TASK DIRECTIONS:
Starting at the line that holds "Read this page and output its text content.", copy every line exactly through the end of the data, and no others.
Start of SUPPLIED RECORDS
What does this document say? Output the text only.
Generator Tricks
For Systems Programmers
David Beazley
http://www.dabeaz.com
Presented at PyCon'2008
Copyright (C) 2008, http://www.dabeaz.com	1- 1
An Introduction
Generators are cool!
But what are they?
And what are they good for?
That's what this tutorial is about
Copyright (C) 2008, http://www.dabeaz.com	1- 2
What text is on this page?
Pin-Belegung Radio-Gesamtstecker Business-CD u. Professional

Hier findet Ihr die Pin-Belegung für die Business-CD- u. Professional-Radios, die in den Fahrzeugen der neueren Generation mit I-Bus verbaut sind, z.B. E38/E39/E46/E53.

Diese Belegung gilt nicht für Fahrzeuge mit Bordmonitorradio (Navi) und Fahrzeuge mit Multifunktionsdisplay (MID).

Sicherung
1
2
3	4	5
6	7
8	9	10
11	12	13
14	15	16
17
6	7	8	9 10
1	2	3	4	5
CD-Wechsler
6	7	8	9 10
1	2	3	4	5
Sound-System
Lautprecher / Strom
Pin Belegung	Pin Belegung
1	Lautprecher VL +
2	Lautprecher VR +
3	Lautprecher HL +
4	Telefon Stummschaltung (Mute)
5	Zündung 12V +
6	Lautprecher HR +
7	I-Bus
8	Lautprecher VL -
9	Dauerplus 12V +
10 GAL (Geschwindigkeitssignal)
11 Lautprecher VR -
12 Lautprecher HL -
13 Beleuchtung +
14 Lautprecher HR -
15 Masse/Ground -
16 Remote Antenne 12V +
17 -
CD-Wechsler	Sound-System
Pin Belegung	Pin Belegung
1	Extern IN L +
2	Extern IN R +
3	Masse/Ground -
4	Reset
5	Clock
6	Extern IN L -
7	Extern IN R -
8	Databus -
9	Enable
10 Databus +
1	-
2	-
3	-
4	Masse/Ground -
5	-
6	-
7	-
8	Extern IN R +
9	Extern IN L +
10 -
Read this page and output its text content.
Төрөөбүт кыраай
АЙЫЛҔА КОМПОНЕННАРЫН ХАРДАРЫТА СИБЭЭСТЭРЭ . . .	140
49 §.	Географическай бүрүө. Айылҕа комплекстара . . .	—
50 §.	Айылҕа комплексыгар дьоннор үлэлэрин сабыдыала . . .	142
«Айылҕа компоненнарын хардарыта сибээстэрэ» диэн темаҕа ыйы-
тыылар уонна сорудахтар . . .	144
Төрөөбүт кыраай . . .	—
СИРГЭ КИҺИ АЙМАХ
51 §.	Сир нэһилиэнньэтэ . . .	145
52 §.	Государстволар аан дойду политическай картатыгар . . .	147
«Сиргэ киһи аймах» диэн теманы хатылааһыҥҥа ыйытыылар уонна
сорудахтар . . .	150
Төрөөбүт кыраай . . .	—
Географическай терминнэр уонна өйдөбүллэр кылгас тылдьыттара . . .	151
End of SUPPLIED RECORDS
OUTPUT FOR THIS EXERCISE:
Read this page and output its text content.
Төрөөбүт кыраай
АЙЫЛҔА КОМПОНЕННАРЫН ХАРДАРЫТА СИБЭЭСТЭРЭ . . .	140
49 §.	Географическай бүрүө. Айылҕа комплекстара . . .	—
50 §.	Айылҕа комплексыгар дьоннор үлэлэрин сабыдыала . . .	142
«Айылҕа компоненнарын хардарыта сибээстэрэ» диэн темаҕа ыйы-
тыылар уонна сорудахтар . . .	144
Төрөөбүт кыраай . . .	—
СИРГЭ КИҺИ АЙМАХ
51 §.	Сир нэһилиэнньэтэ . . .	145
52 §.	Государстволар аан дойду политическай картатыгар . . .	147
«Сиргэ киһи аймах» диэн теманы хатылааһыҥҥа ыйытыылар уонна
сорудахтар . . .	150
Төрөөбүт кыраай . . .	—
Географическай терминнэр уонна өйдөбүллэр кылгас тылдьыттара . . .	151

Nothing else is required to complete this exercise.